## WRITTEN EXERCISE
Retype every entry exactly, character for character.

## DATA RECORDS
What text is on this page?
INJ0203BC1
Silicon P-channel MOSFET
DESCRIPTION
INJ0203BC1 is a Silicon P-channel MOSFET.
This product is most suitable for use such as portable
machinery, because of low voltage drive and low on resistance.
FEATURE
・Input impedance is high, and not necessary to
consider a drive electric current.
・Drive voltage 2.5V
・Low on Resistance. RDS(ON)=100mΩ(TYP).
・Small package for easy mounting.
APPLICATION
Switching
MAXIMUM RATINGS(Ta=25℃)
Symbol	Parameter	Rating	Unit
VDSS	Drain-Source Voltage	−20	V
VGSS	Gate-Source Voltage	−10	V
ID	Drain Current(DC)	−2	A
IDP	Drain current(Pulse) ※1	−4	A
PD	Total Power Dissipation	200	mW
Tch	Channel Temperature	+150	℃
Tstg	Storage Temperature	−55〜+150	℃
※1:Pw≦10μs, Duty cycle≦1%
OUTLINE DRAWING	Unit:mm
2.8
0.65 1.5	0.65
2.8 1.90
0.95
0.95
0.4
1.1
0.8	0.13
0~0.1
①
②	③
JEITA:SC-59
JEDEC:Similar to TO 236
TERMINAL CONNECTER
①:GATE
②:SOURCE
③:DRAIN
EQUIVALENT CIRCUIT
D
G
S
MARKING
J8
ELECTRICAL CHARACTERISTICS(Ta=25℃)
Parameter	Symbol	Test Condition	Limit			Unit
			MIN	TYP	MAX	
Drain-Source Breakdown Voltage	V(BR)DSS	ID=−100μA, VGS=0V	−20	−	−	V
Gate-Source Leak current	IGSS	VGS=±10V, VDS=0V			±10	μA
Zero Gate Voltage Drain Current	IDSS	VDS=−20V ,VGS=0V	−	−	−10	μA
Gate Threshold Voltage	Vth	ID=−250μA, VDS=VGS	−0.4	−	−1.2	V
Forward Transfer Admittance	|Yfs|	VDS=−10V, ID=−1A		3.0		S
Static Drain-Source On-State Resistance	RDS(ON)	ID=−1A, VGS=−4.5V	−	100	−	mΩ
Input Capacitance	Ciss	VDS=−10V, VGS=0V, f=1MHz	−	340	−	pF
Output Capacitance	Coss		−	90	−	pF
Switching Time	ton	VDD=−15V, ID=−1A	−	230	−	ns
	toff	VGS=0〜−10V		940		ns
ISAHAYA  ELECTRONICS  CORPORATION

## RESPONSE TO THIS EXERCISE
What text is on this page?
INJ0203BC1
Silicon P-channel MOSFET
DESCRIPTION
INJ0203BC1 is a Silicon P-channel MOSFET.
This product is most suitable for use such as portable
machinery, because of low voltage drive and low on resistance.
FEATURE
・Input impedance is high, and not necessary to
consider a drive electric current.
・Drive voltage 2.5V
・Low on Resistance. RDS(ON)=100mΩ(TYP).
・Small package for easy mounting.
APPLICATION
Switching
MAXIMUM RATINGS(Ta=25℃)
Symbol	Parameter	Rating	Unit
VDSS	Drain-Source Voltage	−20	V
VGSS	Gate-Source Voltage	−10	V
ID	Drain Current(DC)	−2	A
IDP	Drain current(Pulse) ※1	−4	A
PD	Total Power Dissipation	200	mW
Tch	Channel Temperature	+150	℃
Tstg	Storage Temperature	−55〜+150	℃
※1:Pw≦10μs, Duty cycle≦1%
OUTLINE DRAWING	Unit:mm
2.8
0.65 1.5	0.65
2.8 1.90
0.95
0.95
0.4
1.1
0.8	0.13
0~0.1
①
②	③
JEITA:SC-59
JEDEC:Similar to TO 236
TERMINAL CONNECTER
①:GATE
②:SOURCE
③:DRAIN
EQUIVALENT CIRCUIT
D
G
S
MARKING
J8
ELECTRICAL CHARACTERISTICS(Ta=25℃)
Parameter	Symbol	Test Condition	Limit			Unit
			MIN	TYP	MAX	
Drain-Source Breakdown Voltage	V(BR)DSS	ID=−100μA, VGS=0V	−20	−	−	V
Gate-Source Leak current	IGSS	VGS=±10V, VDS=0V			±10	μA
Zero Gate Voltage Drain Current	IDSS	VDS=−20V ,VGS=0V	−	−	−10	μA
Gate Threshold Voltage	Vth	ID=−250μA, VDS=VGS	−0.4	−	−1.2	V
Forward Transfer Admittance	|Yfs|	VDS=−10V, ID=−1A		3.0		S
Static Drain-Source On-State Resistance	RDS(ON)	ID=−1A, VGS=−4.5V	−	100	−	mΩ
Input Capacitance	Ciss	VDS=−10V, VGS=0V, f=1MHz	−	340	−	pF
Output Capacitance	Coss		−	90	−	pF
Switching Time	ton	VDD=−15V, ID=−1A	−	230	−	ns
	toff	VGS=0〜−10V		940		ns
ISAHAYA  ELECTRONICS  CORPORATION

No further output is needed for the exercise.